**STATED EXERCISE**
For every line in the data below that contains "Statement", copy the line.

━━━━━━━━

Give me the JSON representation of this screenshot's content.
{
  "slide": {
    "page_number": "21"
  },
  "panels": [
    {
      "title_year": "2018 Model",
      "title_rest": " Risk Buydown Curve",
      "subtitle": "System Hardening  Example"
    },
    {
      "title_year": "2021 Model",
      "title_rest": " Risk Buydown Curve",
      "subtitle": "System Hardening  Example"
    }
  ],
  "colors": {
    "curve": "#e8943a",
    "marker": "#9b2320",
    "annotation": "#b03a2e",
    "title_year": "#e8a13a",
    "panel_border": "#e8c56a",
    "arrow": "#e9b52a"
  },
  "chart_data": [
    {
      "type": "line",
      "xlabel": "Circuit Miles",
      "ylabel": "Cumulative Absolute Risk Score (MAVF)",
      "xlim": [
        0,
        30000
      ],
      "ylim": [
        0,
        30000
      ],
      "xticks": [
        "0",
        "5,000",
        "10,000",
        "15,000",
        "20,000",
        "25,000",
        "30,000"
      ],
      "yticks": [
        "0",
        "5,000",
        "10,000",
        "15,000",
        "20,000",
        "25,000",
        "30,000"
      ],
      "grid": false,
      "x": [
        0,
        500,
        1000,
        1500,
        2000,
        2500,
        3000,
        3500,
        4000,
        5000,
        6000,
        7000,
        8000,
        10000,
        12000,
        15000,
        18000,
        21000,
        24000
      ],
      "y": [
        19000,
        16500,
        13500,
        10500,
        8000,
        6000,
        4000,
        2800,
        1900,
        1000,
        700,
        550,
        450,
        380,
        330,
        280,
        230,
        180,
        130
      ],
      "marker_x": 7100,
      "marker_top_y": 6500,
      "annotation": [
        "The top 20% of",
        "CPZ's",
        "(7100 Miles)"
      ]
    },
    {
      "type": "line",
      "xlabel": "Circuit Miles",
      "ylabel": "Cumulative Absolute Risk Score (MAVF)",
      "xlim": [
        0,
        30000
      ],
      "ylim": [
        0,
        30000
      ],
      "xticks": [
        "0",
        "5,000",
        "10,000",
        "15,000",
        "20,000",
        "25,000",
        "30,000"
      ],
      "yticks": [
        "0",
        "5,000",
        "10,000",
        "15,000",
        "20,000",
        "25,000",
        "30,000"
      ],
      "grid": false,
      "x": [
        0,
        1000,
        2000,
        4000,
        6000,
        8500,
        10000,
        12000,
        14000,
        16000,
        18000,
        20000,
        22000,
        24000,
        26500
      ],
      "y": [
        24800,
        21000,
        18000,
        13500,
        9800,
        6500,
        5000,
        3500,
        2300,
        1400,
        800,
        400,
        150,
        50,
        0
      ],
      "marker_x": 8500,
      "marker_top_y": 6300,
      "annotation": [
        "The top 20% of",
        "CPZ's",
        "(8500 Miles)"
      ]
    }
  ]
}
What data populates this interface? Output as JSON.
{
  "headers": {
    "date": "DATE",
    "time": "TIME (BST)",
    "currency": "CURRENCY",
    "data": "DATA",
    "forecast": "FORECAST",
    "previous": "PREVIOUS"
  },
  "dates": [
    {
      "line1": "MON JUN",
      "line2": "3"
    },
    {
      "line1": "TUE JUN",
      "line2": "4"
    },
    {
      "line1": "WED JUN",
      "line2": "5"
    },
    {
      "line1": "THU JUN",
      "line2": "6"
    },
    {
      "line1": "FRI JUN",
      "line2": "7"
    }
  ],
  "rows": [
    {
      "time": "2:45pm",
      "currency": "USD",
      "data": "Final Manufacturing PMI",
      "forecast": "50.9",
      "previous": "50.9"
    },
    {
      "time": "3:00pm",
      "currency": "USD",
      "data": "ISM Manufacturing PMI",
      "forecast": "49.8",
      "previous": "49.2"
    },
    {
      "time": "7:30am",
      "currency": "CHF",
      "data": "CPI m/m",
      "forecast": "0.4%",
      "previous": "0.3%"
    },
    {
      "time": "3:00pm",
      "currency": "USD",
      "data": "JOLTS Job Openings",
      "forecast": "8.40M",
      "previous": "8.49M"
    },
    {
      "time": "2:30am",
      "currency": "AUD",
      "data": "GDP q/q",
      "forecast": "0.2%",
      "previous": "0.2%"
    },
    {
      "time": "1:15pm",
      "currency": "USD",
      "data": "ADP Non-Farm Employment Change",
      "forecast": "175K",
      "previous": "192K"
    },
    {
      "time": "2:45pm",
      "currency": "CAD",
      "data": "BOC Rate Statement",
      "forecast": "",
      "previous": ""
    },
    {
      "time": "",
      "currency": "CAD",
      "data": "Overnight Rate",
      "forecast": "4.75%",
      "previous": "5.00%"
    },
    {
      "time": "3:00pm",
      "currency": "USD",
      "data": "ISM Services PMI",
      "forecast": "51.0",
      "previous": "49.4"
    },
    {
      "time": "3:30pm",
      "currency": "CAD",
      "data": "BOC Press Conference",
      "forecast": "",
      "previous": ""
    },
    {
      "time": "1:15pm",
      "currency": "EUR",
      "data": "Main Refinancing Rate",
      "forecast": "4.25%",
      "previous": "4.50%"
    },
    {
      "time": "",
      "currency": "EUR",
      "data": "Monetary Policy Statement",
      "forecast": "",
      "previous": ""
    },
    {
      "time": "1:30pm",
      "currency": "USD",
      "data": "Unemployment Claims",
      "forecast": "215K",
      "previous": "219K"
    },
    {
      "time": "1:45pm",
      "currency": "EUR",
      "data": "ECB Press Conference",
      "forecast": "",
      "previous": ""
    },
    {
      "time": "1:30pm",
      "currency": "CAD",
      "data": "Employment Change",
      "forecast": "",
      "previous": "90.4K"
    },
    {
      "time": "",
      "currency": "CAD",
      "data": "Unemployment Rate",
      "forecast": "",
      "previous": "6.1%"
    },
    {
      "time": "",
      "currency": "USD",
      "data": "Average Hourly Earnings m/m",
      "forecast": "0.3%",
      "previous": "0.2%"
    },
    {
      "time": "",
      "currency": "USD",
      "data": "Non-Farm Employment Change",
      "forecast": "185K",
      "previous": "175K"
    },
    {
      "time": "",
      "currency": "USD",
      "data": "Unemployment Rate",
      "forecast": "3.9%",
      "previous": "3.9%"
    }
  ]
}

━━━━━━━━

**OUTPUT OF THE TASK**
      "data": "BOC Rate Statement",
      "data": "Monetary Policy Statement",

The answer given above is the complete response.